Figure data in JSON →
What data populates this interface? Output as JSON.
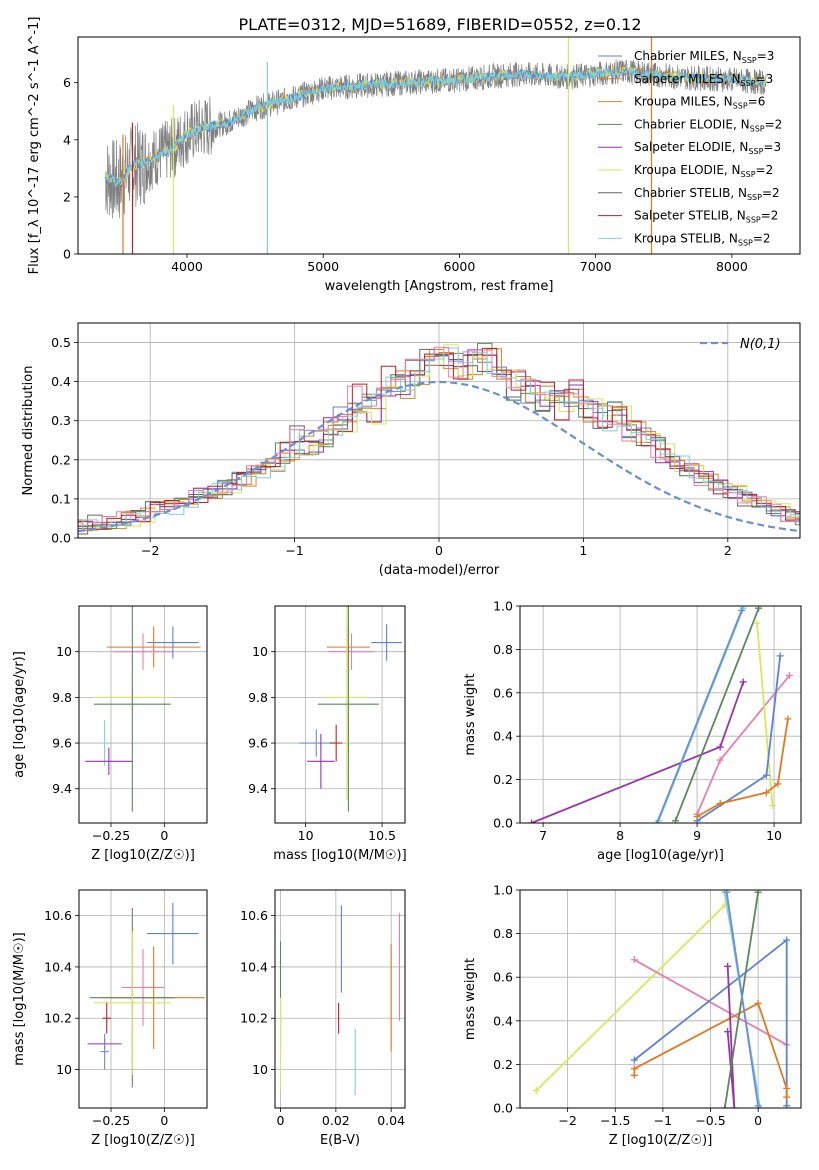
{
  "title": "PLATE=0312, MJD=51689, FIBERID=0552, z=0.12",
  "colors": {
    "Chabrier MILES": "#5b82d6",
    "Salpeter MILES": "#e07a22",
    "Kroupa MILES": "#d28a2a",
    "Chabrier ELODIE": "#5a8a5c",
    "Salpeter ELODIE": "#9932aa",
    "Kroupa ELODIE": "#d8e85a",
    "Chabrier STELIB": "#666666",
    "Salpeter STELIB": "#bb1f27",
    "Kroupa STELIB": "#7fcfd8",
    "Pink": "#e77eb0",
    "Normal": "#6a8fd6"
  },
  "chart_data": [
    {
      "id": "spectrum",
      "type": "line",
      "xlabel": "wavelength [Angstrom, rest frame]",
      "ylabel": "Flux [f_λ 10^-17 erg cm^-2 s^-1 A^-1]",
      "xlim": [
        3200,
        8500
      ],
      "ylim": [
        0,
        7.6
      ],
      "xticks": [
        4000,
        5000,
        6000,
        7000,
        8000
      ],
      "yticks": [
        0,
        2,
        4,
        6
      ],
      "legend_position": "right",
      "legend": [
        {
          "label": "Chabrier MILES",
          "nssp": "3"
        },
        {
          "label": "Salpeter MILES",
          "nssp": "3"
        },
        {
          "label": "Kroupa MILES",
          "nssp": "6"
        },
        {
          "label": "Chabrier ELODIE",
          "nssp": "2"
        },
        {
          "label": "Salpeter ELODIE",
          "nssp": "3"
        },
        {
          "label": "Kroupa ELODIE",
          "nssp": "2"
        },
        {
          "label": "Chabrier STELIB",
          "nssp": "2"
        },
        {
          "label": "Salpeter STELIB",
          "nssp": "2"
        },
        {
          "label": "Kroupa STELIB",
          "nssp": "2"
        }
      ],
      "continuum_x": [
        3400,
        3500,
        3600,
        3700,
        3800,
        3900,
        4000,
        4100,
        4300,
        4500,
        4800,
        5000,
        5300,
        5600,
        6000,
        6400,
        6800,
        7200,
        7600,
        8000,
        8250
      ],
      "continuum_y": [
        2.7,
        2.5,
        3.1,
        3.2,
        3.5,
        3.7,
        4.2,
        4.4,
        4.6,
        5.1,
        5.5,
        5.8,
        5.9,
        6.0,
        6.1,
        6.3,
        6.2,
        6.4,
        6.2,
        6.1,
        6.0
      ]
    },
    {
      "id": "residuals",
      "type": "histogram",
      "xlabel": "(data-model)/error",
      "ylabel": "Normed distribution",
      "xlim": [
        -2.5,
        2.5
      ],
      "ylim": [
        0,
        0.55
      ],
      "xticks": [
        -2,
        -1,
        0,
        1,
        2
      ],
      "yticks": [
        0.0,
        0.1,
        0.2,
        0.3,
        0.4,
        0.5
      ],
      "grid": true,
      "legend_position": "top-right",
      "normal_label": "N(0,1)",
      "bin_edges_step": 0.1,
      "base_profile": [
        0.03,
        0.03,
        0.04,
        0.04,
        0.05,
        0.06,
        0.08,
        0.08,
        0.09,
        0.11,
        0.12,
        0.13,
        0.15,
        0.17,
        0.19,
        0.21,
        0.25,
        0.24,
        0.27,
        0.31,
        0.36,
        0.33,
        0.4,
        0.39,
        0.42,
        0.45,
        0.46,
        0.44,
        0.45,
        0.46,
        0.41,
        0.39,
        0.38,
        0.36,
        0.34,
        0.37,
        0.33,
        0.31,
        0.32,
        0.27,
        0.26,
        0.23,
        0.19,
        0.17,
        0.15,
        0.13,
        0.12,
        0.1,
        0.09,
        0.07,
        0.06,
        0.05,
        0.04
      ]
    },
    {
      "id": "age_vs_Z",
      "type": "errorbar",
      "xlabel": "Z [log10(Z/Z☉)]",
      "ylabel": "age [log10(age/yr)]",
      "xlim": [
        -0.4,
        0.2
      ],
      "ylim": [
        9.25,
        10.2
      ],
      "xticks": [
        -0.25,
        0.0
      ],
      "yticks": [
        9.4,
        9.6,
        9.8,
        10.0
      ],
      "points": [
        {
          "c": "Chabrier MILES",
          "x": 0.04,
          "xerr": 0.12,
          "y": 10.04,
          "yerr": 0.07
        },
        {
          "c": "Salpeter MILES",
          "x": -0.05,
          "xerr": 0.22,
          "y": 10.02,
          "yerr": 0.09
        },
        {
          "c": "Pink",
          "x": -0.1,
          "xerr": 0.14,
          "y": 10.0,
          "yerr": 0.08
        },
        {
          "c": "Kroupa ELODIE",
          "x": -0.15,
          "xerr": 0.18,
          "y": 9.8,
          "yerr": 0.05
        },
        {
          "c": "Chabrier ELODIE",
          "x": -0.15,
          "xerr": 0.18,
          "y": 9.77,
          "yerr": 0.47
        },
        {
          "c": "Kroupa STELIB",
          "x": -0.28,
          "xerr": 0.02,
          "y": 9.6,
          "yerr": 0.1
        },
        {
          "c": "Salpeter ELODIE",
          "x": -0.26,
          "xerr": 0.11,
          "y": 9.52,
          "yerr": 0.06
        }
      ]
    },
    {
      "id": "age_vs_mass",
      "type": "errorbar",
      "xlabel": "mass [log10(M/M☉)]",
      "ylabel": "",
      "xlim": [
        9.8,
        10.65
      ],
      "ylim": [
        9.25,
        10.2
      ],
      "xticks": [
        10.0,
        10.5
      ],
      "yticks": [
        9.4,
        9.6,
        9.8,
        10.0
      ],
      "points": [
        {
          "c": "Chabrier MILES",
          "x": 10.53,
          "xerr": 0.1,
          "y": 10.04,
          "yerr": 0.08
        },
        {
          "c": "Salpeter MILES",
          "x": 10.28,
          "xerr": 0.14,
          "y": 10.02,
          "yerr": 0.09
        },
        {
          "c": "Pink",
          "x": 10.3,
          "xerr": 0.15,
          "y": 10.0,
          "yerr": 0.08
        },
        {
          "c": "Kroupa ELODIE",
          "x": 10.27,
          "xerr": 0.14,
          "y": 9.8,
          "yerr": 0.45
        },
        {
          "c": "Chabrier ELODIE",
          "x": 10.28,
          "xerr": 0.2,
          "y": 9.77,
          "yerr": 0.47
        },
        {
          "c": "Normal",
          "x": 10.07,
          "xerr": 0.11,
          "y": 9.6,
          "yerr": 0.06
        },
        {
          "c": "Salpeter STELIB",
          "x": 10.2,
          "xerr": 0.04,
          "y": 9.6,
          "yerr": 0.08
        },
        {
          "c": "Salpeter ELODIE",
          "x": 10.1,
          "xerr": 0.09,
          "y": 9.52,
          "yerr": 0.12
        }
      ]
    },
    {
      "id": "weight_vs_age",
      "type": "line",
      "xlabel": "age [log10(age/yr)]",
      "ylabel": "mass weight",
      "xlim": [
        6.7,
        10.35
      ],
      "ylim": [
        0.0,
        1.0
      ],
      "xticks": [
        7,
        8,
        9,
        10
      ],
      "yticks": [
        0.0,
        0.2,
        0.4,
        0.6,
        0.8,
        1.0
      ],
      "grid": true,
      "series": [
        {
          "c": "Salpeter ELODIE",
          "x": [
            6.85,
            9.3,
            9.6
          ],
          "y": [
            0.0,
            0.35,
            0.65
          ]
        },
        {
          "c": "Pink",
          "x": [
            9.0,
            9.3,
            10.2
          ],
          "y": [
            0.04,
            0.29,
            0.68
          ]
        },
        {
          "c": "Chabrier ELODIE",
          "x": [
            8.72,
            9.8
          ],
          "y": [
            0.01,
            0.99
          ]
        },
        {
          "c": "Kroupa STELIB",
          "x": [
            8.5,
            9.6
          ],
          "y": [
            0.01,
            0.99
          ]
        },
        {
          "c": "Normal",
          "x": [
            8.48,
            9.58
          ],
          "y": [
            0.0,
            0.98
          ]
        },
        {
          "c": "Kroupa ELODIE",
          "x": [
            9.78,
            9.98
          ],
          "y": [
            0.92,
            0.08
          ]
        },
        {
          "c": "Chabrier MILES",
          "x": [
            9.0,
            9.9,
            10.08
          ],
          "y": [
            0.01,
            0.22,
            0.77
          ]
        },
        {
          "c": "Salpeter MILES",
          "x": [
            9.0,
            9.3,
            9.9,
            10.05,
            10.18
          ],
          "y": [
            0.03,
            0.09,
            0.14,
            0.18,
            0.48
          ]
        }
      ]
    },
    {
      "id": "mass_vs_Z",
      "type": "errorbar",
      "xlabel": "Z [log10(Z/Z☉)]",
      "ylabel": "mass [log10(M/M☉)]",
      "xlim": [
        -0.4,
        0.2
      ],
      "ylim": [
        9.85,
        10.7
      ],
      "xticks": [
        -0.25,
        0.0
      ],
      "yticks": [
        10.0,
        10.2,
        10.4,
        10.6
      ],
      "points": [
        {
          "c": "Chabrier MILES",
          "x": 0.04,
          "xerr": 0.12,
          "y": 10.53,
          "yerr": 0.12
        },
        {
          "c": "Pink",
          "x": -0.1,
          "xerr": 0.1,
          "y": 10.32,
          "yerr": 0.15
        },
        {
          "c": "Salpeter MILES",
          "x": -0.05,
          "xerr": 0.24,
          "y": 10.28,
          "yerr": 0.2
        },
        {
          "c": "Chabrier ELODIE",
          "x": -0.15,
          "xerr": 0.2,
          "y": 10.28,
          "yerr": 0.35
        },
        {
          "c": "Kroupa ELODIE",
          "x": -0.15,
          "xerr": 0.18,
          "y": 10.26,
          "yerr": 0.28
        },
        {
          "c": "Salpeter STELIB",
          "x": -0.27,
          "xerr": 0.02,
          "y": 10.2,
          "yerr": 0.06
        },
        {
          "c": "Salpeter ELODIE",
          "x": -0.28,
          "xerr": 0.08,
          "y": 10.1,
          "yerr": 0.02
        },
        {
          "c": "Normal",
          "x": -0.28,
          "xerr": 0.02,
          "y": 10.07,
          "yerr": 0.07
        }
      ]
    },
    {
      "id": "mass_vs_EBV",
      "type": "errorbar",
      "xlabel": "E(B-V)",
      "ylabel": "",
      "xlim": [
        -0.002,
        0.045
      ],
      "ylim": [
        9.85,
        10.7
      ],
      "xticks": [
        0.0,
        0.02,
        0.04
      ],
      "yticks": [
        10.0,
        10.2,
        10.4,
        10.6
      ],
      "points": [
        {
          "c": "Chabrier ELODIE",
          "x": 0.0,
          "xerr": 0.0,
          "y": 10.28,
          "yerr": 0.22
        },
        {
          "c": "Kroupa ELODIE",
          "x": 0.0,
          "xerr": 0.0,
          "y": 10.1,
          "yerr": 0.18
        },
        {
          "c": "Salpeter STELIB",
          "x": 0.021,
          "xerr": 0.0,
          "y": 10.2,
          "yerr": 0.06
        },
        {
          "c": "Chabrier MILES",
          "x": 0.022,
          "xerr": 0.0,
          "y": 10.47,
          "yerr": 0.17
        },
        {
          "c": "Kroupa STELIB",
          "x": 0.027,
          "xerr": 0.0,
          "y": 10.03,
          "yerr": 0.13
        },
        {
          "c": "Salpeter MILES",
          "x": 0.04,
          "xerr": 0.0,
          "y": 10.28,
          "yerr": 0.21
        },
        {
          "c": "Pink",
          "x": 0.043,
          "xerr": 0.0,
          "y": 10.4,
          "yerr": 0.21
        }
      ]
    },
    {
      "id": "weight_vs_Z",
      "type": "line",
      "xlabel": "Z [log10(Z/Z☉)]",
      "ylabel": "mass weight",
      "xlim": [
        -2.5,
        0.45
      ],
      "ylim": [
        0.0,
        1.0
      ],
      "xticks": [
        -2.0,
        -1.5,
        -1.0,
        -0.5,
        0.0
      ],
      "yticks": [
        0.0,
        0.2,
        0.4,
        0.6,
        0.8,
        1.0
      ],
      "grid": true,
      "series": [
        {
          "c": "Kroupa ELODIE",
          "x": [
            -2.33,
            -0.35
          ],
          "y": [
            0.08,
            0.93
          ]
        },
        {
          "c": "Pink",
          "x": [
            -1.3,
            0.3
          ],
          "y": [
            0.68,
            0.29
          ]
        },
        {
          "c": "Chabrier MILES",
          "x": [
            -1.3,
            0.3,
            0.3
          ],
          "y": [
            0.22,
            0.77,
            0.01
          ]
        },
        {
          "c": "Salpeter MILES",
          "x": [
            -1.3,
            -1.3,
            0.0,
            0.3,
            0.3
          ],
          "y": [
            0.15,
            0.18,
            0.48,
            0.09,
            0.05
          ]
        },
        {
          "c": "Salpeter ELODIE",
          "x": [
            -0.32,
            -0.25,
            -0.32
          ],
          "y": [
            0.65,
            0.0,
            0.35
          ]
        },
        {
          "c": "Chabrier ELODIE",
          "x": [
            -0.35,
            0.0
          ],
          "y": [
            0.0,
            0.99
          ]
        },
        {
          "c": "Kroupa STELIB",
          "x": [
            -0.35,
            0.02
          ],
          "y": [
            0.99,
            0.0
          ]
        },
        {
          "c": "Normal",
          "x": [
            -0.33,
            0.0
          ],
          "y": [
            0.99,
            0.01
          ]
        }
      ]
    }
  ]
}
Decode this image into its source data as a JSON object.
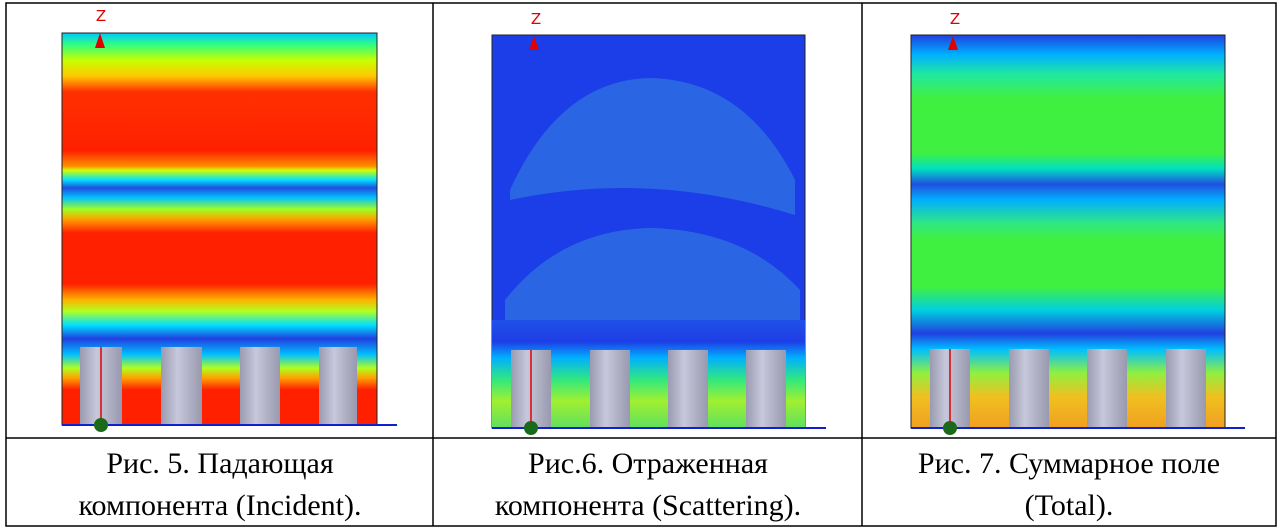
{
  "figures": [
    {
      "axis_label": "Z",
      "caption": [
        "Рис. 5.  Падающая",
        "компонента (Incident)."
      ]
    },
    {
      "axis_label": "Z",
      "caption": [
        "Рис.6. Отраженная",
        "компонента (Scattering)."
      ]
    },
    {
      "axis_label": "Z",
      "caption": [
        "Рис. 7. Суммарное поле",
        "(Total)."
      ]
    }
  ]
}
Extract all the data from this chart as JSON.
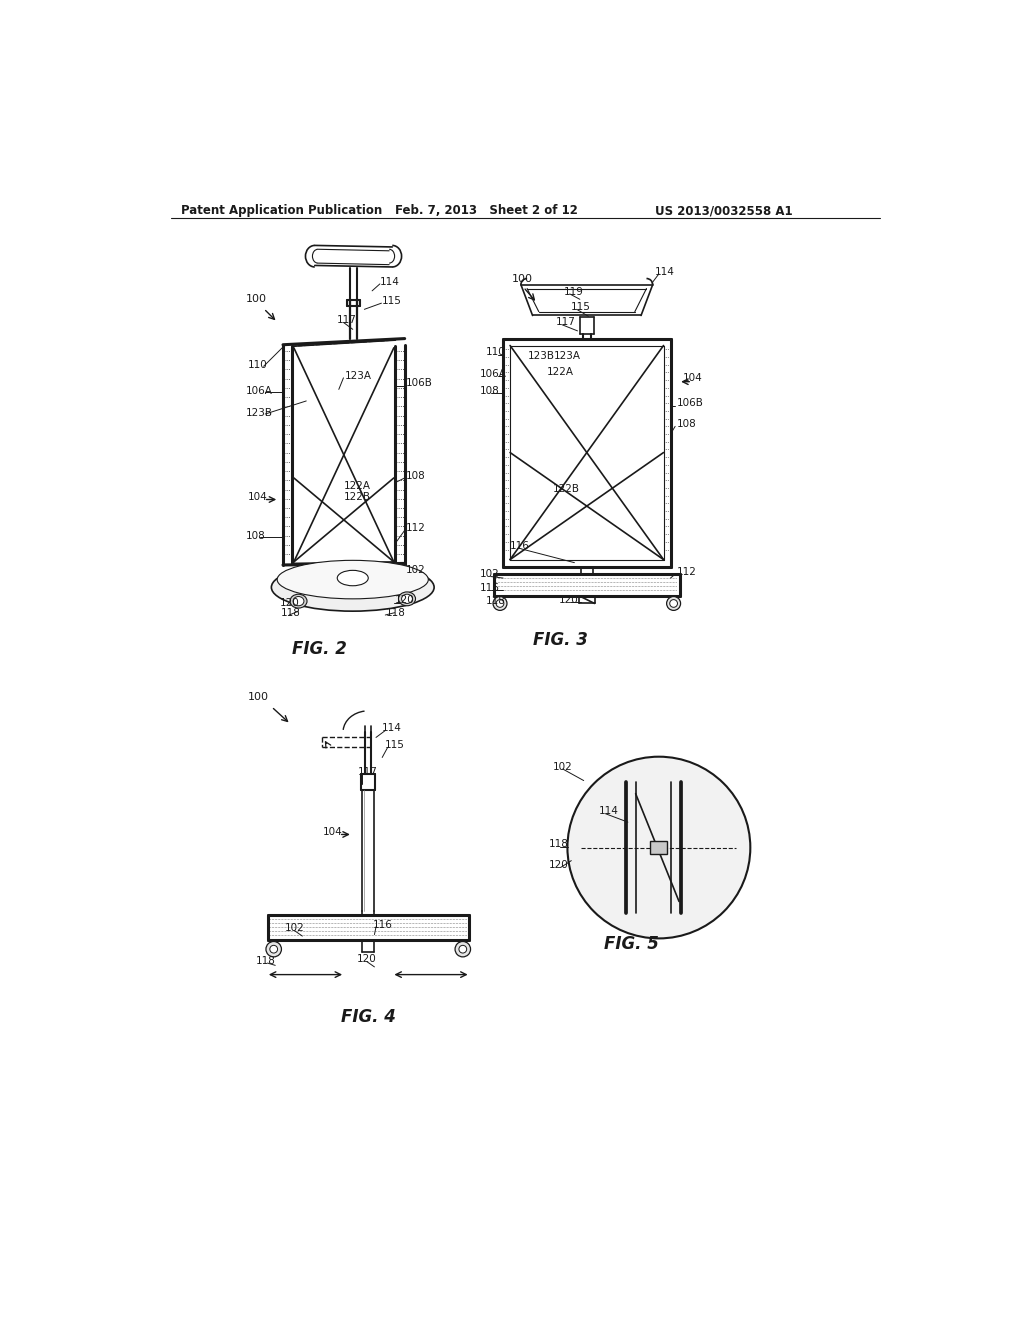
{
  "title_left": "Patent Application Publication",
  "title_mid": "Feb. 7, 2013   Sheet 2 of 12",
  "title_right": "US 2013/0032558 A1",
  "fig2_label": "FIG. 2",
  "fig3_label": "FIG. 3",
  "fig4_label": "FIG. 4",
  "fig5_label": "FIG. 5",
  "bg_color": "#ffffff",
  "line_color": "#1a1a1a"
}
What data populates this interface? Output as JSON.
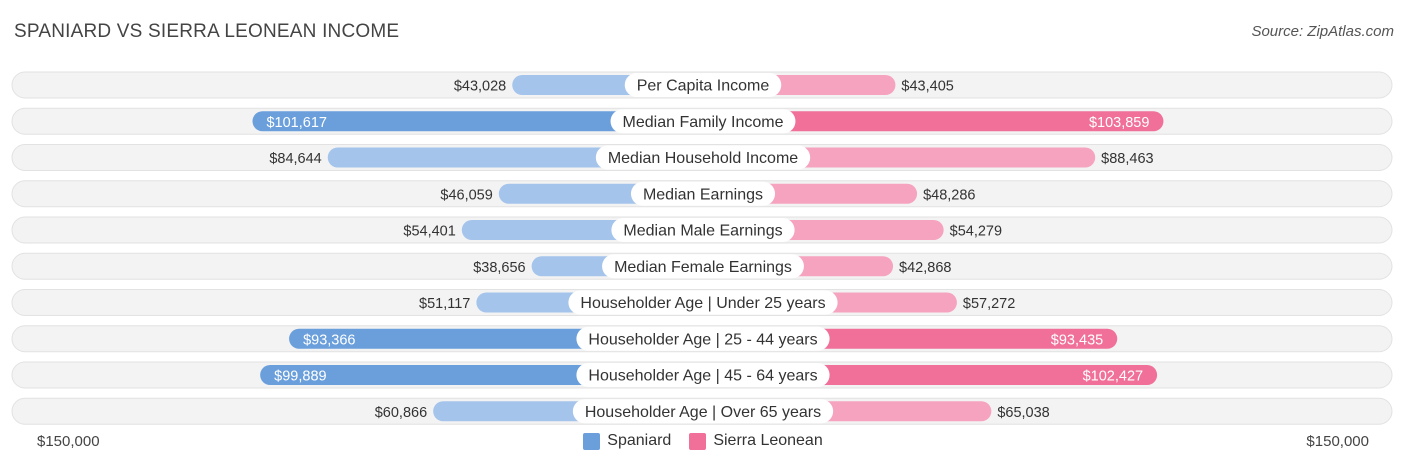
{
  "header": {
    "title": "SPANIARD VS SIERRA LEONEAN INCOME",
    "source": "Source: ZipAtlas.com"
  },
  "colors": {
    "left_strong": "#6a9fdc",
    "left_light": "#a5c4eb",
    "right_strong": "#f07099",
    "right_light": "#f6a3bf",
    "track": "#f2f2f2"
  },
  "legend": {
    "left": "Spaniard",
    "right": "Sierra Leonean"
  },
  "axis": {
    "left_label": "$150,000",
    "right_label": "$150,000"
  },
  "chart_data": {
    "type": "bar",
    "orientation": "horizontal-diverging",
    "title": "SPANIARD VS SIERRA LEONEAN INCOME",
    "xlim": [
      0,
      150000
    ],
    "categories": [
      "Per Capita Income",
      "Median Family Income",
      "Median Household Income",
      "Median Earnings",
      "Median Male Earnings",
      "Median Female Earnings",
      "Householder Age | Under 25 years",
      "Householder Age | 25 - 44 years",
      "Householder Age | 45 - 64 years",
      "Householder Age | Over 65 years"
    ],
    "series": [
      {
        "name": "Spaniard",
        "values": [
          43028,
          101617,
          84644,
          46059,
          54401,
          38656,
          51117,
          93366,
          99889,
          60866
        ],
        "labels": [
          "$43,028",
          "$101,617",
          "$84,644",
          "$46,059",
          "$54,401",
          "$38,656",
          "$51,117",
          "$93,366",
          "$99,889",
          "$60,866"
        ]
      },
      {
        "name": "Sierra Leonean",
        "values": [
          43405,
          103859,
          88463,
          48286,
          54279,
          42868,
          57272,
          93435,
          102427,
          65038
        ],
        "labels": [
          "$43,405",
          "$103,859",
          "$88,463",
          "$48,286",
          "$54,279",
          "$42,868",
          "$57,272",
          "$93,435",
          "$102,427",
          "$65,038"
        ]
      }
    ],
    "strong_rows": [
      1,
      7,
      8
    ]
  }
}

DO THIS → Gather each line of the listing containing the word "ylabel" and show it.

EXPECTED ANSWER →
      "ylabel": "Flux [f_λ 10^-17 erg cm^-2 s^-1 A^-1]",
      "ylabel": "Normed distribution",
      "ylabel": "age [log10(age/yr)]",
      "ylabel": "",
      "ylabel": "mass weight",
      "ylabel": "mass [log10(M/M☉)]",
      "ylabel": "",
      "ylabel": "mass weight",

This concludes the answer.